Please transcribe the data that follows without the pictures, keeping every word the same.

[Records about charts and figures]
__________

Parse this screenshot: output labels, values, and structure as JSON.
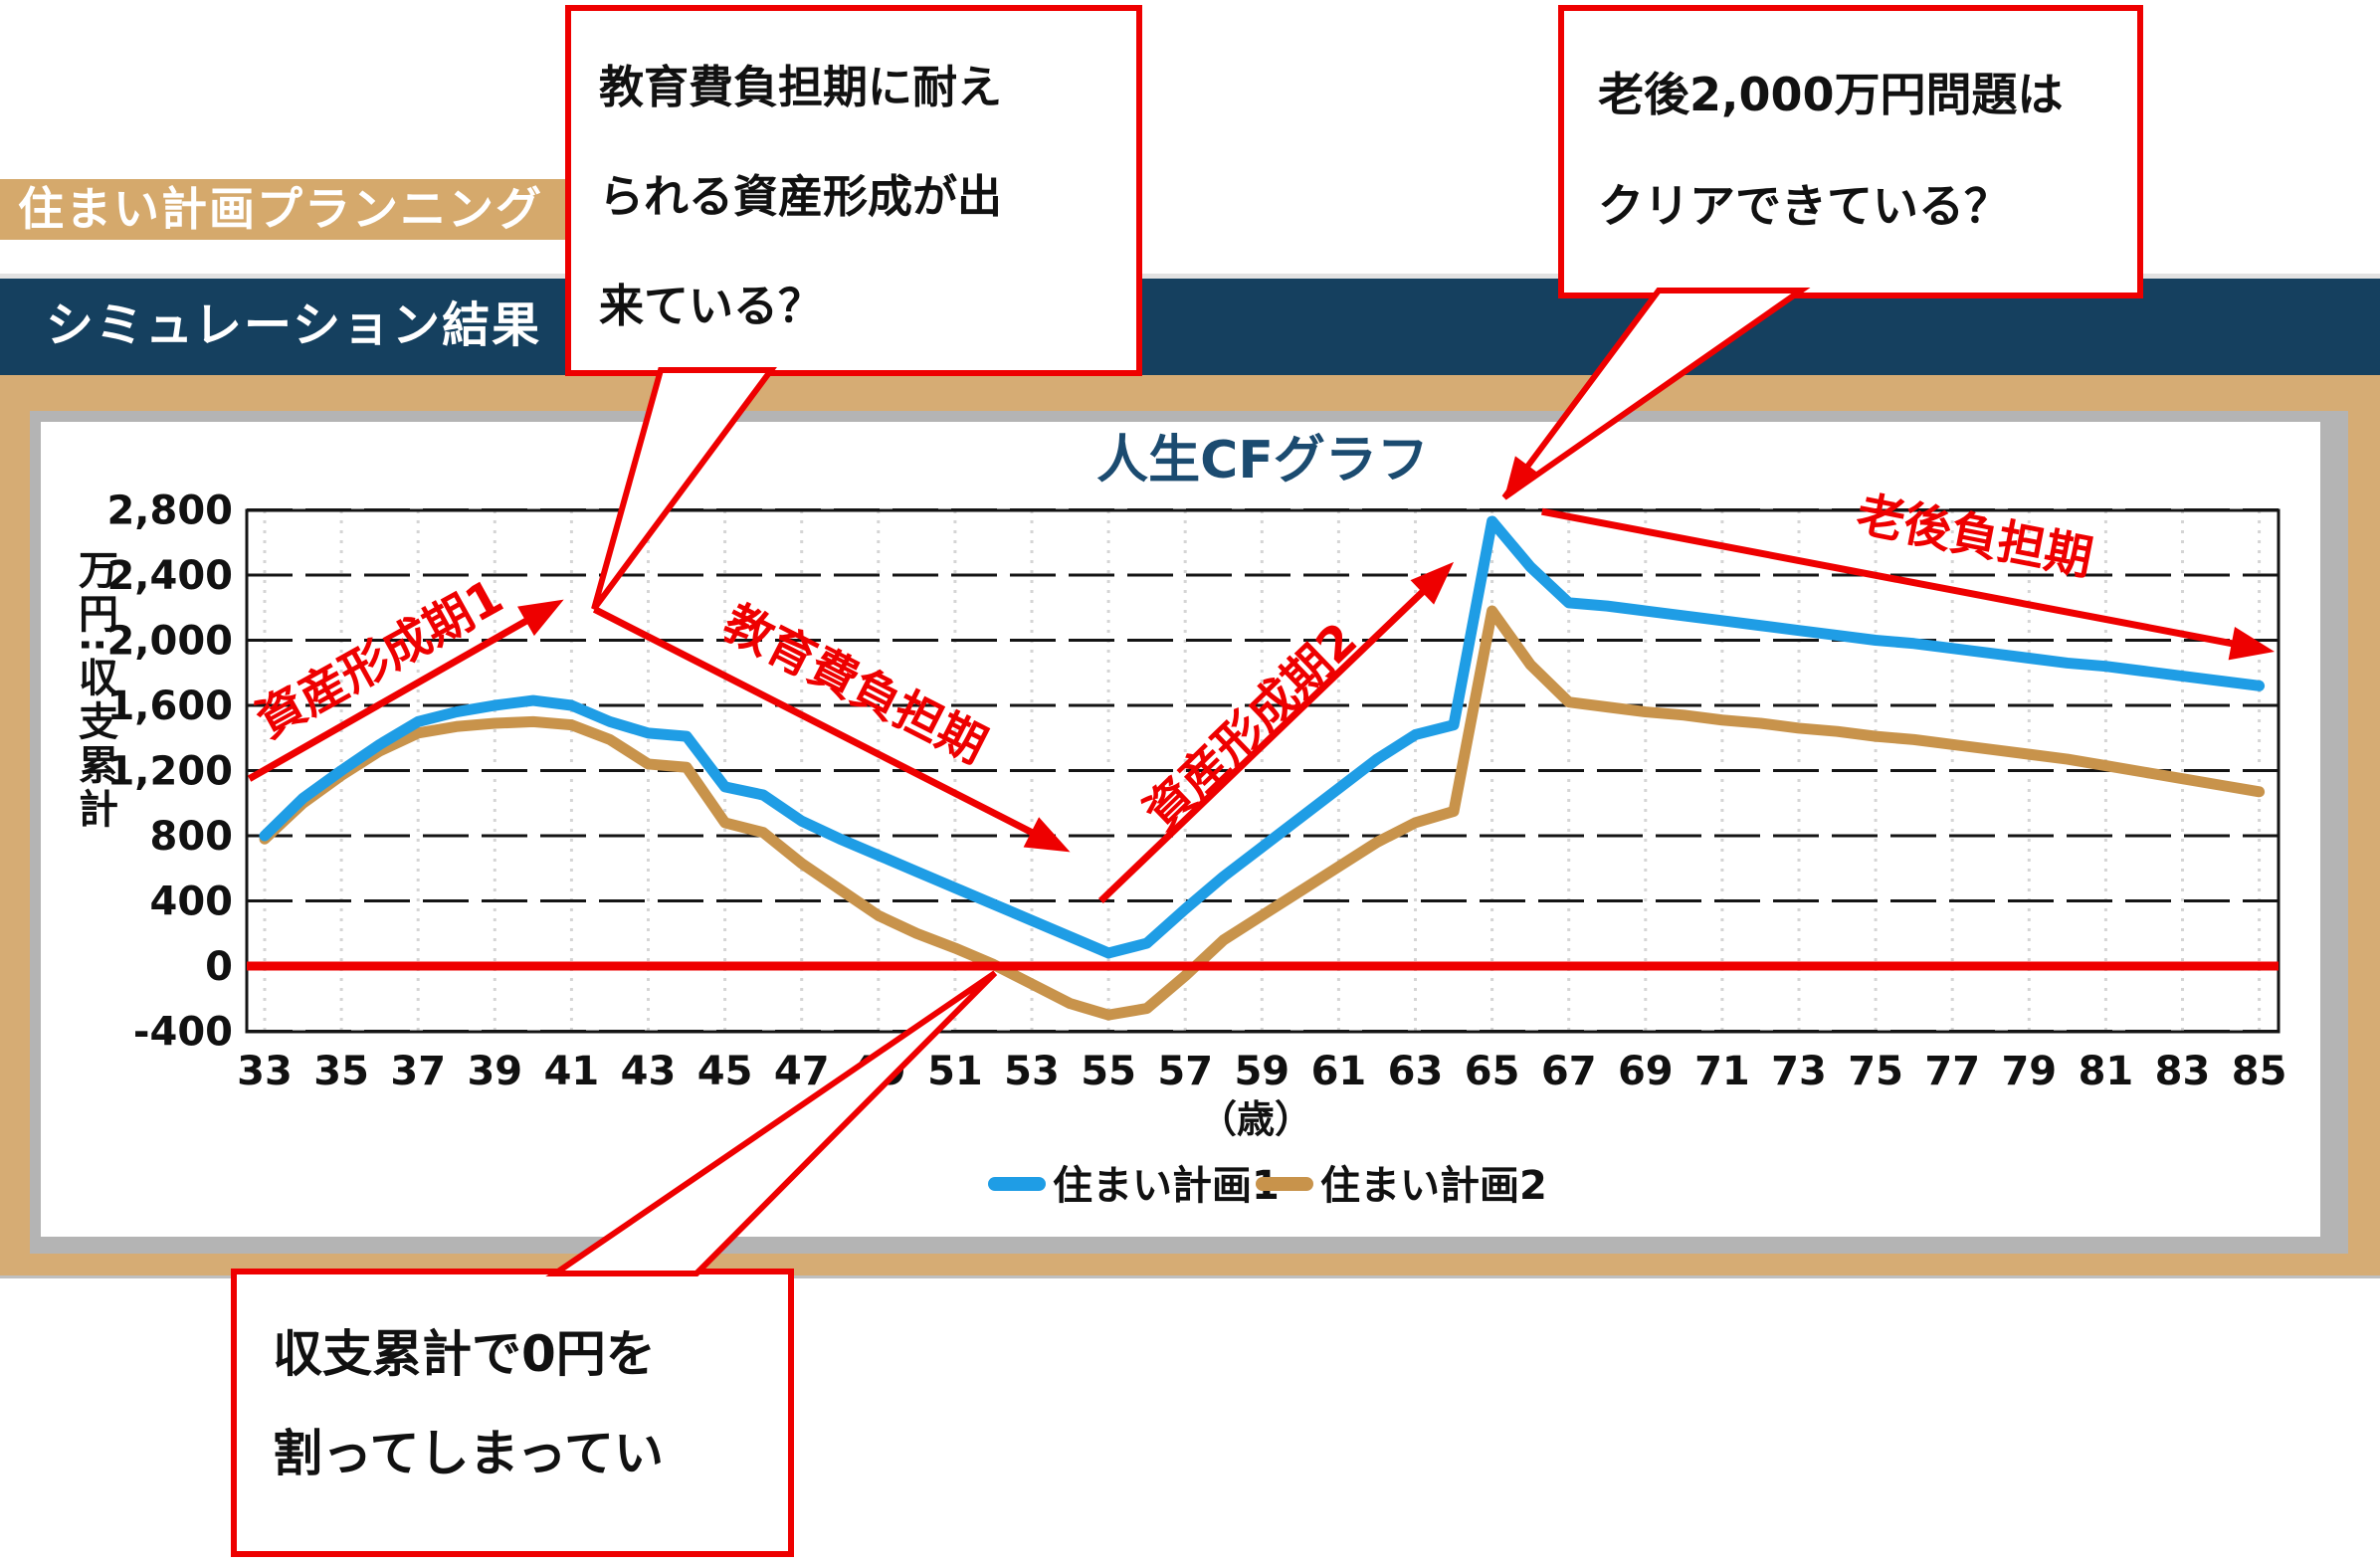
{
  "page": {
    "app_banner": "住まい計画プランニング",
    "section_title": "シミュレーション結果",
    "colors": {
      "banner_tan": "#d5a96c",
      "frame_tan": "#d6ac74",
      "navy_band": "#15405f",
      "title_navy": "#1b4b70",
      "accent_red": "#ee0000",
      "border_grey": "#b4b4b4",
      "grid_black": "#141414",
      "grid_dot_grey": "#d5d5d5"
    }
  },
  "callouts": {
    "education": {
      "line1": "教育費負担期に耐え",
      "line2": "られる資産形成が出",
      "line3": "来ている？"
    },
    "retirement": {
      "line1": "老後2,000万円問題は",
      "line2": "クリアできている？"
    },
    "deficit": {
      "line1": "収支累計で0円を",
      "line2": "割ってしまってい"
    }
  },
  "chart_data": {
    "type": "line",
    "title": "人生CFグラフ",
    "xlabel": "（歳）",
    "ylabel": "万円:収支累計",
    "ylim": [
      -400,
      2800
    ],
    "ytick_step": 400,
    "ytick_labels": [
      "2,800",
      "2,400",
      "2,000",
      "1,600",
      "1,200",
      "800",
      "400",
      "0",
      "-400"
    ],
    "xticks": [
      33,
      35,
      37,
      39,
      41,
      43,
      45,
      47,
      49,
      51,
      53,
      55,
      57,
      59,
      61,
      63,
      65,
      67,
      69,
      71,
      73,
      75,
      77,
      79,
      81,
      83,
      85
    ],
    "ages": [
      33,
      34,
      35,
      36,
      37,
      38,
      39,
      40,
      41,
      42,
      43,
      44,
      45,
      46,
      47,
      48,
      49,
      50,
      51,
      52,
      53,
      54,
      55,
      56,
      57,
      58,
      59,
      60,
      61,
      62,
      63,
      64,
      65,
      66,
      67,
      68,
      69,
      70,
      71,
      72,
      73,
      74,
      75,
      76,
      77,
      78,
      79,
      80,
      81,
      82,
      83,
      84,
      85
    ],
    "grid": true,
    "legend_position": "bottom",
    "zero_line": {
      "y": 0,
      "color": "#ee0000"
    },
    "series": [
      {
        "name": "住まい計画1",
        "color": "#1f9de5",
        "values": [
          800,
          1030,
          1200,
          1360,
          1500,
          1560,
          1600,
          1630,
          1600,
          1500,
          1430,
          1410,
          1100,
          1050,
          890,
          780,
          680,
          580,
          480,
          380,
          280,
          180,
          80,
          140,
          350,
          550,
          730,
          910,
          1090,
          1270,
          1420,
          1480,
          2730,
          2450,
          2230,
          2210,
          2180,
          2150,
          2120,
          2090,
          2060,
          2030,
          2000,
          1980,
          1950,
          1920,
          1890,
          1860,
          1840,
          1810,
          1780,
          1750,
          1720
        ]
      },
      {
        "name": "住まい計画2",
        "color": "#c8934b",
        "values": [
          780,
          1000,
          1170,
          1320,
          1430,
          1470,
          1490,
          1500,
          1480,
          1390,
          1240,
          1220,
          880,
          820,
          630,
          470,
          310,
          200,
          110,
          10,
          -110,
          -230,
          -300,
          -260,
          -60,
          160,
          310,
          460,
          610,
          760,
          880,
          950,
          2180,
          1850,
          1620,
          1590,
          1560,
          1540,
          1510,
          1490,
          1460,
          1440,
          1410,
          1390,
          1360,
          1330,
          1300,
          1270,
          1230,
          1190,
          1150,
          1110,
          1070
        ]
      }
    ],
    "annotations": [
      {
        "label": "資産形成期1",
        "x1": 32.6,
        "y1": 1150,
        "x2": 40.8,
        "y2": 2250,
        "label_x": 36.2,
        "label_y": 1800,
        "label_rot": -29
      },
      {
        "label": "教育費負担期",
        "x1": 41.6,
        "y1": 2190,
        "x2": 54.0,
        "y2": 700,
        "label_x": 48.2,
        "label_y": 1640,
        "label_rot": 27
      },
      {
        "label": "資産形成期2",
        "x1": 54.8,
        "y1": 400,
        "x2": 64.0,
        "y2": 2480,
        "label_x": 59.0,
        "label_y": 1400,
        "label_rot": -44
      },
      {
        "label": "老後負担期",
        "x1": 66.3,
        "y1": 2790,
        "x2": 85.4,
        "y2": 1930,
        "label_x": 77.5,
        "label_y": 2540,
        "label_rot": 11
      }
    ]
  }
}
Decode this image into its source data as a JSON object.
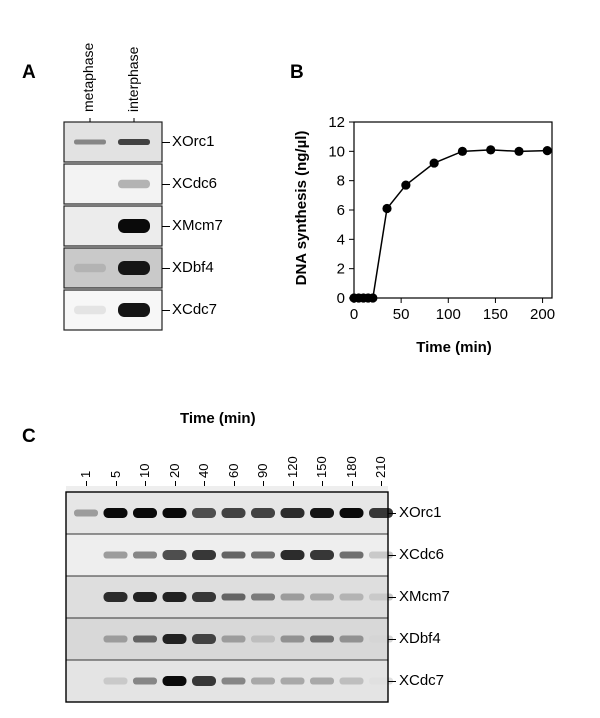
{
  "panel_a": {
    "letter": "A",
    "lanes": [
      "metaphase",
      "interphase"
    ],
    "rows": [
      {
        "label": "XOrc1",
        "bg": "#e2e2e2",
        "bands": [
          0.45,
          0.75
        ]
      },
      {
        "label": "XCdc6",
        "bg": "#f3f3f3",
        "bands": [
          0.0,
          0.25
        ]
      },
      {
        "label": "XMcm7",
        "bg": "#ececec",
        "bands": [
          0.0,
          1.0
        ]
      },
      {
        "label": "XDbf4",
        "bg": "#c9c9c9",
        "bands": [
          0.25,
          0.95
        ]
      },
      {
        "label": "XCdc7",
        "bg": "#f7f7f7",
        "bands": [
          0.03,
          0.95
        ]
      }
    ]
  },
  "panel_b": {
    "letter": "B",
    "chart_data": {
      "type": "line",
      "xlabel": "Time  (min)",
      "ylabel": "DNA synthesis  (ng/µl)",
      "xlim": [
        0,
        210
      ],
      "ylim": [
        0,
        12
      ],
      "xticks": [
        0,
        50,
        100,
        150,
        200
      ],
      "yticks": [
        0,
        2,
        4,
        6,
        8,
        10,
        12
      ],
      "x": [
        0,
        5,
        10,
        15,
        20,
        35,
        55,
        85,
        115,
        145,
        175,
        205
      ],
      "y": [
        0,
        0,
        0,
        0,
        0,
        6.1,
        7.7,
        9.2,
        10.0,
        10.1,
        10.0,
        10.05
      ]
    }
  },
  "panel_c": {
    "letter": "C",
    "time_title": "Time  (min)",
    "times": [
      "1",
      "5",
      "10",
      "20",
      "40",
      "60",
      "90",
      "120",
      "150",
      "180",
      "210"
    ],
    "rows": [
      {
        "label": "XOrc1",
        "bg": "#e6e6e6",
        "bands": [
          0.35,
          1.0,
          1.0,
          1.0,
          0.7,
          0.75,
          0.75,
          0.85,
          0.95,
          1.0,
          0.8
        ]
      },
      {
        "label": "XCdc6",
        "bg": "#eeeeee",
        "bands": [
          0.0,
          0.35,
          0.45,
          0.7,
          0.8,
          0.6,
          0.55,
          0.85,
          0.8,
          0.55,
          0.15
        ]
      },
      {
        "label": "XMcm7",
        "bg": "#dedede",
        "bands": [
          0.0,
          0.85,
          0.9,
          0.9,
          0.8,
          0.6,
          0.5,
          0.35,
          0.3,
          0.25,
          0.15
        ]
      },
      {
        "label": "XDbf4",
        "bg": "#d8d8d8",
        "bands": [
          0.0,
          0.35,
          0.6,
          0.9,
          0.75,
          0.35,
          0.2,
          0.4,
          0.55,
          0.4,
          0.1
        ]
      },
      {
        "label": "XCdc7",
        "bg": "#e4e4e4",
        "bands": [
          0.0,
          0.15,
          0.45,
          1.0,
          0.8,
          0.45,
          0.3,
          0.3,
          0.3,
          0.2,
          0.05
        ]
      }
    ]
  }
}
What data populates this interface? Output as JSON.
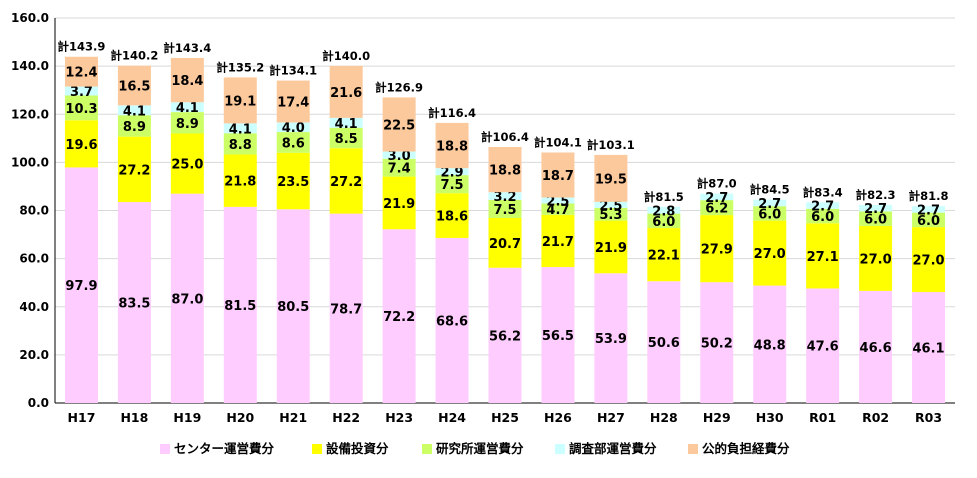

__________

→ **ANSWER TO THE TASK**:
Parse this screenshot: output labels, values, and structure as JSON.
{
  "page": {
    "app_banner": "住まい計画プランニング",
    "section_title": "シミュレーション結果",
    "colors": {
      "banner_tan": "#d5a96c",
      "frame_tan": "#d6ac74",
      "navy_band": "#15405f",
      "title_navy": "#1b4b70",
      "accent_red": "#ee0000",
      "border_grey": "#b4b4b4",
      "grid_black": "#141414",
      "grid_dot_grey": "#d5d5d5"
    }
  },
  "callouts": {
    "education": {
      "line1": "教育費負担期に耐え",
      "line2": "られる資産形成が出",
      "line3": "来ている？"
    },
    "retirement": {
      "line1": "老後2,000万円問題は",
      "line2": "クリアできている？"
    },
    "deficit": {
      "line1": "収支累計で0円を",
      "line2": "割ってしまってい"
    }
  },
  "chart_data": {
    "type": "line",
    "title": "人生CFグラフ",
    "xlabel": "（歳）",
    "ylabel": "万円:収支累計",
    "ylim": [
      -400,
      2800
    ],
    "ytick_step": 400,
    "ytick_labels": [
      "2,800",
      "2,400",
      "2,000",
      "1,600",
      "1,200",
      "800",
      "400",
      "0",
      "-400"
    ],
    "xticks": [
      33,
      35,
      37,
      39,
      41,
      43,
      45,
      47,
      49,
      51,
      53,
      55,
      57,
      59,
      61,
      63,
      65,
      67,
      69,
      71,
      73,
      75,
      77,
      79,
      81,
      83,
      85
    ],
    "ages": [
      33,
      34,
      35,
      36,
      37,
      38,
      39,
      40,
      41,
      42,
      43,
      44,
      45,
      46,
      47,
      48,
      49,
      50,
      51,
      52,
      53,
      54,
      55,
      56,
      57,
      58,
      59,
      60,
      61,
      62,
      63,
      64,
      65,
      66,
      67,
      68,
      69,
      70,
      71,
      72,
      73,
      74,
      75,
      76,
      77,
      78,
      79,
      80,
      81,
      82,
      83,
      84,
      85
    ],
    "grid": true,
    "legend_position": "bottom",
    "zero_line": {
      "y": 0,
      "color": "#ee0000"
    },
    "series": [
      {
        "name": "住まい計画1",
        "color": "#1f9de5",
        "values": [
          800,
          1030,
          1200,
          1360,
          1500,
          1560,
          1600,
          1630,
          1600,
          1500,
          1430,
          1410,
          1100,
          1050,
          890,
          780,
          680,
          580,
          480,
          380,
          280,
          180,
          80,
          140,
          350,
          550,
          730,
          910,
          1090,
          1270,
          1420,
          1480,
          2730,
          2450,
          2230,
          2210,
          2180,
          2150,
          2120,
          2090,
          2060,
          2030,
          2000,
          1980,
          1950,
          1920,
          1890,
          1860,
          1840,
          1810,
          1780,
          1750,
          1720
        ]
      },
      {
        "name": "住まい計画2",
        "color": "#c8934b",
        "values": [
          780,
          1000,
          1170,
          1320,
          1430,
          1470,
          1490,
          1500,
          1480,
          1390,
          1240,
          1220,
          880,
          820,
          630,
          470,
          310,
          200,
          110,
          10,
          -110,
          -230,
          -300,
          -260,
          -60,
          160,
          310,
          460,
          610,
          760,
          880,
          950,
          2180,
          1850,
          1620,
          1590,
          1560,
          1540,
          1510,
          1490,
          1460,
          1440,
          1410,
          1390,
          1360,
          1330,
          1300,
          1270,
          1230,
          1190,
          1150,
          1110,
          1070
        ]
      }
    ],
    "annotations": [
      {
        "label": "資産形成期1",
        "x1": 32.6,
        "y1": 1150,
        "x2": 40.8,
        "y2": 2250,
        "label_x": 36.2,
        "label_y": 1800,
        "label_rot": -29
      },
      {
        "label": "教育費負担期",
        "x1": 41.6,
        "y1": 2190,
        "x2": 54.0,
        "y2": 700,
        "label_x": 48.2,
        "label_y": 1640,
        "label_rot": 27
      },
      {
        "label": "資産形成期2",
        "x1": 54.8,
        "y1": 400,
        "x2": 64.0,
        "y2": 2480,
        "label_x": 59.0,
        "label_y": 1400,
        "label_rot": -44
      },
      {
        "label": "老後負担期",
        "x1": 66.3,
        "y1": 2790,
        "x2": 85.4,
        "y2": 1930,
        "label_x": 77.5,
        "label_y": 2540,
        "label_rot": 11
      }
    ]
  }
}
Decode this image into its source data as a JSON object.
{
  "panel_a": {
    "letter": "A",
    "lanes": [
      "metaphase",
      "interphase"
    ],
    "rows": [
      {
        "label": "XOrc1",
        "bg": "#e2e2e2",
        "bands": [
          0.45,
          0.75
        ]
      },
      {
        "label": "XCdc6",
        "bg": "#f3f3f3",
        "bands": [
          0.0,
          0.25
        ]
      },
      {
        "label": "XMcm7",
        "bg": "#ececec",
        "bands": [
          0.0,
          1.0
        ]
      },
      {
        "label": "XDbf4",
        "bg": "#c9c9c9",
        "bands": [
          0.25,
          0.95
        ]
      },
      {
        "label": "XCdc7",
        "bg": "#f7f7f7",
        "bands": [
          0.03,
          0.95
        ]
      }
    ]
  },
  "panel_b": {
    "letter": "B",
    "chart_data": {
      "type": "line",
      "xlabel": "Time  (min)",
      "ylabel": "DNA synthesis  (ng/µl)",
      "xlim": [
        0,
        210
      ],
      "ylim": [
        0,
        12
      ],
      "xticks": [
        0,
        50,
        100,
        150,
        200
      ],
      "yticks": [
        0,
        2,
        4,
        6,
        8,
        10,
        12
      ],
      "x": [
        0,
        5,
        10,
        15,
        20,
        35,
        55,
        85,
        115,
        145,
        175,
        205
      ],
      "y": [
        0,
        0,
        0,
        0,
        0,
        6.1,
        7.7,
        9.2,
        10.0,
        10.1,
        10.0,
        10.05
      ]
    }
  },
  "panel_c": {
    "letter": "C",
    "time_title": "Time  (min)",
    "times": [
      "1",
      "5",
      "10",
      "20",
      "40",
      "60",
      "90",
      "120",
      "150",
      "180",
      "210"
    ],
    "rows": [
      {
        "label": "XOrc1",
        "bg": "#e6e6e6",
        "bands": [
          0.35,
          1.0,
          1.0,
          1.0,
          0.7,
          0.75,
          0.75,
          0.85,
          0.95,
          1.0,
          0.8
        ]
      },
      {
        "label": "XCdc6",
        "bg": "#eeeeee",
        "bands": [
          0.0,
          0.35,
          0.45,
          0.7,
          0.8,
          0.6,
          0.55,
          0.85,
          0.8,
          0.55,
          0.15
        ]
      },
      {
        "label": "XMcm7",
        "bg": "#dedede",
        "bands": [
          0.0,
          0.85,
          0.9,
          0.9,
          0.8,
          0.6,
          0.5,
          0.35,
          0.3,
          0.25,
          0.15
        ]
      },
      {
        "label": "XDbf4",
        "bg": "#d8d8d8",
        "bands": [
          0.0,
          0.35,
          0.6,
          0.9,
          0.75,
          0.35,
          0.2,
          0.4,
          0.55,
          0.4,
          0.1
        ]
      },
      {
        "label": "XCdc7",
        "bg": "#e4e4e4",
        "bands": [
          0.0,
          0.15,
          0.45,
          1.0,
          0.8,
          0.45,
          0.3,
          0.3,
          0.3,
          0.2,
          0.05
        ]
      }
    ]
  }
}
What data populates this interface? Output as JSON.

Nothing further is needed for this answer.